*PROVIDED ENTRIES:*
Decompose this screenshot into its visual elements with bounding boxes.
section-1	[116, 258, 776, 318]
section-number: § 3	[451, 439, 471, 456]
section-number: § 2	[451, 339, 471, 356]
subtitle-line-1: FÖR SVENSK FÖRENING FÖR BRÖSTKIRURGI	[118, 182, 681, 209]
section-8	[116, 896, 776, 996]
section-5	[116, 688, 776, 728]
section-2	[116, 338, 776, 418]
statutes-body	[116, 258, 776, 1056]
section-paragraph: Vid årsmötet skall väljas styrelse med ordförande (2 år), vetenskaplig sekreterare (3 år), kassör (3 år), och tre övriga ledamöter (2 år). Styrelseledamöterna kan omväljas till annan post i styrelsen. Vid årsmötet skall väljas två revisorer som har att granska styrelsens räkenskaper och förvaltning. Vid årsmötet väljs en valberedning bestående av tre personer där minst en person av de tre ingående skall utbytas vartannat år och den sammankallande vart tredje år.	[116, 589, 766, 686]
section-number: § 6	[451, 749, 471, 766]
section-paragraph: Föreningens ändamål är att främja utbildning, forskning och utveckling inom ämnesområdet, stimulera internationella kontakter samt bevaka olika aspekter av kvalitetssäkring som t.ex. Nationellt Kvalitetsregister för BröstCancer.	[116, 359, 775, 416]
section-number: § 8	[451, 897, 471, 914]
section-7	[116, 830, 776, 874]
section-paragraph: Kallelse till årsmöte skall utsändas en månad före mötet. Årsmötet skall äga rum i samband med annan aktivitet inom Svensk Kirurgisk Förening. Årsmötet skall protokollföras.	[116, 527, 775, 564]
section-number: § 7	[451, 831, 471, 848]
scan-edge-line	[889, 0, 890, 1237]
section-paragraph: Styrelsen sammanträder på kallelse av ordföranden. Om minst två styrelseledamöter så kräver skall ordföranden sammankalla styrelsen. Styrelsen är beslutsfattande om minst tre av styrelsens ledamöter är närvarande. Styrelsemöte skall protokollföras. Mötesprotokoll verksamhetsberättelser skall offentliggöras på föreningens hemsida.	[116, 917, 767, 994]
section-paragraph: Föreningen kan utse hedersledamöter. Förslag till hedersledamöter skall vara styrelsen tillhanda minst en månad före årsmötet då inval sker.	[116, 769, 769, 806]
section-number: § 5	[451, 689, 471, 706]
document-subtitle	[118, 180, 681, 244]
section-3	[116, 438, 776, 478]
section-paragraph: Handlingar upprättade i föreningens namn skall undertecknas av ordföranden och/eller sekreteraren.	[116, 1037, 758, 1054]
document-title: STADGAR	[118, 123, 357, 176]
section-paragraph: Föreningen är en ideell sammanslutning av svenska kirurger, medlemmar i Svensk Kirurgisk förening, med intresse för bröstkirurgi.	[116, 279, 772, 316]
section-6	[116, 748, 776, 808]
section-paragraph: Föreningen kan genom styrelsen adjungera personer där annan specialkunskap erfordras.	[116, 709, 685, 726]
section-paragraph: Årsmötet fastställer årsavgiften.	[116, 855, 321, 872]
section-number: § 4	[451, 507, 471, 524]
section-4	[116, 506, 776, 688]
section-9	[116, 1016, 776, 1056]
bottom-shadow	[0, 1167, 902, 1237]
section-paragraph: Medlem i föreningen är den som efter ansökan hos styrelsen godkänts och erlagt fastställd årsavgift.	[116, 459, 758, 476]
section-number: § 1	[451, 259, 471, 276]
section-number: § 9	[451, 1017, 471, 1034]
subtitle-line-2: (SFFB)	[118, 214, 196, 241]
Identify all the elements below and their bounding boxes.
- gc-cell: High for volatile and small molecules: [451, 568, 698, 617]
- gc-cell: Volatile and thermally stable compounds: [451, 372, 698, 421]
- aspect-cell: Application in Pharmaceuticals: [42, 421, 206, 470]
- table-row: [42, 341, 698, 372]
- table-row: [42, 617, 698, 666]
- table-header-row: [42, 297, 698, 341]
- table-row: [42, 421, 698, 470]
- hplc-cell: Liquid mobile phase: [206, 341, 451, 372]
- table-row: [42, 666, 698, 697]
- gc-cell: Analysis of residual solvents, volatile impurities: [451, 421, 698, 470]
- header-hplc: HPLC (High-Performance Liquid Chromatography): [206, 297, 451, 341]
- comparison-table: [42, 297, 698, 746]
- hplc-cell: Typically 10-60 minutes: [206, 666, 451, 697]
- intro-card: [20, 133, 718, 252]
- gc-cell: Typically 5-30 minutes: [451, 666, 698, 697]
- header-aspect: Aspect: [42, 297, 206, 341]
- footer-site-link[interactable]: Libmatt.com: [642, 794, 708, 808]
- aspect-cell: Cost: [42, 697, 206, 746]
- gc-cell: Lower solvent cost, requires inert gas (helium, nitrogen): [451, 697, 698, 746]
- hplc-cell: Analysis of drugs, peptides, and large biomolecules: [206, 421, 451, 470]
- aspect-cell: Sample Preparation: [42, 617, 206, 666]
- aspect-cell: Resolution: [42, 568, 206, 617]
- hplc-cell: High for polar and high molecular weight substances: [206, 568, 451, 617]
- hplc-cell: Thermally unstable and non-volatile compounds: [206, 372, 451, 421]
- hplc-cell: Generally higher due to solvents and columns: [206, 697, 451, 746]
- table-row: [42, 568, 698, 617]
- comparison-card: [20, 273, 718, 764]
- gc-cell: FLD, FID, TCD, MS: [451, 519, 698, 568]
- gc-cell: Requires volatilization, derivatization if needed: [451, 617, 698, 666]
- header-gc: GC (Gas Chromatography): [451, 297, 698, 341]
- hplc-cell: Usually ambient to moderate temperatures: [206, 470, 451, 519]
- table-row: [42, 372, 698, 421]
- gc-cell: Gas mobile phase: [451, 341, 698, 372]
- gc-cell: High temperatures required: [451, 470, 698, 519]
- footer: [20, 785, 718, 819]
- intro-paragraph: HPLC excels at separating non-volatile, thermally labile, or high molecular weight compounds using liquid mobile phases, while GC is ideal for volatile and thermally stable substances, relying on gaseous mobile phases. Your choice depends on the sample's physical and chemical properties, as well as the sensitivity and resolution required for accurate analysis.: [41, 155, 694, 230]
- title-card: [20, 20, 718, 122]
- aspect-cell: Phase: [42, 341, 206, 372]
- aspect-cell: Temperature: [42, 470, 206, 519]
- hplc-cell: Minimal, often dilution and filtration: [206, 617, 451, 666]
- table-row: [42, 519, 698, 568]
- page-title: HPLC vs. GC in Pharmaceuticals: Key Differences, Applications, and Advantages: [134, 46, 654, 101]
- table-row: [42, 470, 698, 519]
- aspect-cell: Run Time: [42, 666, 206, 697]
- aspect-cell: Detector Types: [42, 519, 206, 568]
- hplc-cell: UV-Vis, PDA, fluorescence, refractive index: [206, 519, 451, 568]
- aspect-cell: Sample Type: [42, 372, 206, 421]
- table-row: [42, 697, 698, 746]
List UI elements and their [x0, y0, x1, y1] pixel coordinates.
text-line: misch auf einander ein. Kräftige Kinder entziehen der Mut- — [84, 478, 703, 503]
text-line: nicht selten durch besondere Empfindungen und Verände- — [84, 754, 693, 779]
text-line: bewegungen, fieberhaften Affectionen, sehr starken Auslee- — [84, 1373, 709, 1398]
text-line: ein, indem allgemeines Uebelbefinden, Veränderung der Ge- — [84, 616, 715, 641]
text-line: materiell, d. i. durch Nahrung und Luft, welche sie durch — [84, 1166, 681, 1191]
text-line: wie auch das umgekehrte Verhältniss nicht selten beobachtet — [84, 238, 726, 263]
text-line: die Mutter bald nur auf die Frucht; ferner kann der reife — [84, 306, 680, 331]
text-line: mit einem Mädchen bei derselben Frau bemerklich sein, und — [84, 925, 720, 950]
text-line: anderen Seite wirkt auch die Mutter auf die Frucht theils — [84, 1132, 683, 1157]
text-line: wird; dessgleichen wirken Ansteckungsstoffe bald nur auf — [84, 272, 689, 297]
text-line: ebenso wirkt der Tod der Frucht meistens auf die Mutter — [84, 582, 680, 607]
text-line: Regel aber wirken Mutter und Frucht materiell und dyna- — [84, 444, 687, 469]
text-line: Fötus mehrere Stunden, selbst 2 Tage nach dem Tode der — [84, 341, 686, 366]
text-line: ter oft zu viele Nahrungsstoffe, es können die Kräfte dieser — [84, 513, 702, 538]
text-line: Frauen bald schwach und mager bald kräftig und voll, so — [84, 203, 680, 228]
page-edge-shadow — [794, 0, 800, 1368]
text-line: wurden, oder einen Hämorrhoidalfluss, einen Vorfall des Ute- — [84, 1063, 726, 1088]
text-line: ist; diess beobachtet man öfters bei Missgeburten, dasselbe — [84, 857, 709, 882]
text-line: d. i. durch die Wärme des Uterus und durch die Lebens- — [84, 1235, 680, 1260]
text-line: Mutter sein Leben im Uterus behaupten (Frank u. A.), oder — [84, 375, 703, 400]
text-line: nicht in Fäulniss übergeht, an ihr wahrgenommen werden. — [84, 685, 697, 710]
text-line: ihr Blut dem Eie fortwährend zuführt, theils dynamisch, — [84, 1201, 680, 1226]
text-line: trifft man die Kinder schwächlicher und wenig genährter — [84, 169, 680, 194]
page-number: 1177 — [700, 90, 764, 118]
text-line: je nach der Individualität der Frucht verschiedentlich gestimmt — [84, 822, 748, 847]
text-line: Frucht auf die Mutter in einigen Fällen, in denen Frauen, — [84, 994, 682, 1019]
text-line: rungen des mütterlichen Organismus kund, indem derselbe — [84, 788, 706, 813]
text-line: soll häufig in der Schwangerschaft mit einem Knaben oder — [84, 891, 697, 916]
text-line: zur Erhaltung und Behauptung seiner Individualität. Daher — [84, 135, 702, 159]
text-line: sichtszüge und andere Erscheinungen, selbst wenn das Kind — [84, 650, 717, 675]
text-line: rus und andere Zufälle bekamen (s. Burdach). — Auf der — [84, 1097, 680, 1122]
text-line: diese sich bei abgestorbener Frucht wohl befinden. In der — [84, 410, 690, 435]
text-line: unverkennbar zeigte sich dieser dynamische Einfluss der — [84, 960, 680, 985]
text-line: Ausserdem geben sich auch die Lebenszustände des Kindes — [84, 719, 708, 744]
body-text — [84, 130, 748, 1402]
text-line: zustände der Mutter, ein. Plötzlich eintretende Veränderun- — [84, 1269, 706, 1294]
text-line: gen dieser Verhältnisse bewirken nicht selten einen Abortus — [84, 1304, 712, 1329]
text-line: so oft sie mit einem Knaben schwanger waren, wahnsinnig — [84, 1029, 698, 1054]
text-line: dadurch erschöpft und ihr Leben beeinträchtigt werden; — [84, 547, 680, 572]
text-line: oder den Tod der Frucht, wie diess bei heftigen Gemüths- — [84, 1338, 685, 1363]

*DIRECTIONS FOR THIS TASK:* From the data, list each line in which the string "selten" appears.

*WRITTEN RESPONSE:*
text-line: nicht selten durch besondere Empfindungen und Verände- — [84, 754, 693, 779]
text-line: wie auch das umgekehrte Verhältniss nicht selten beobachtet — [84, 238, 726, 263]
text-line: gen dieser Verhältnisse bewirken nicht selten einen Abortus — [84, 1304, 712, 1329]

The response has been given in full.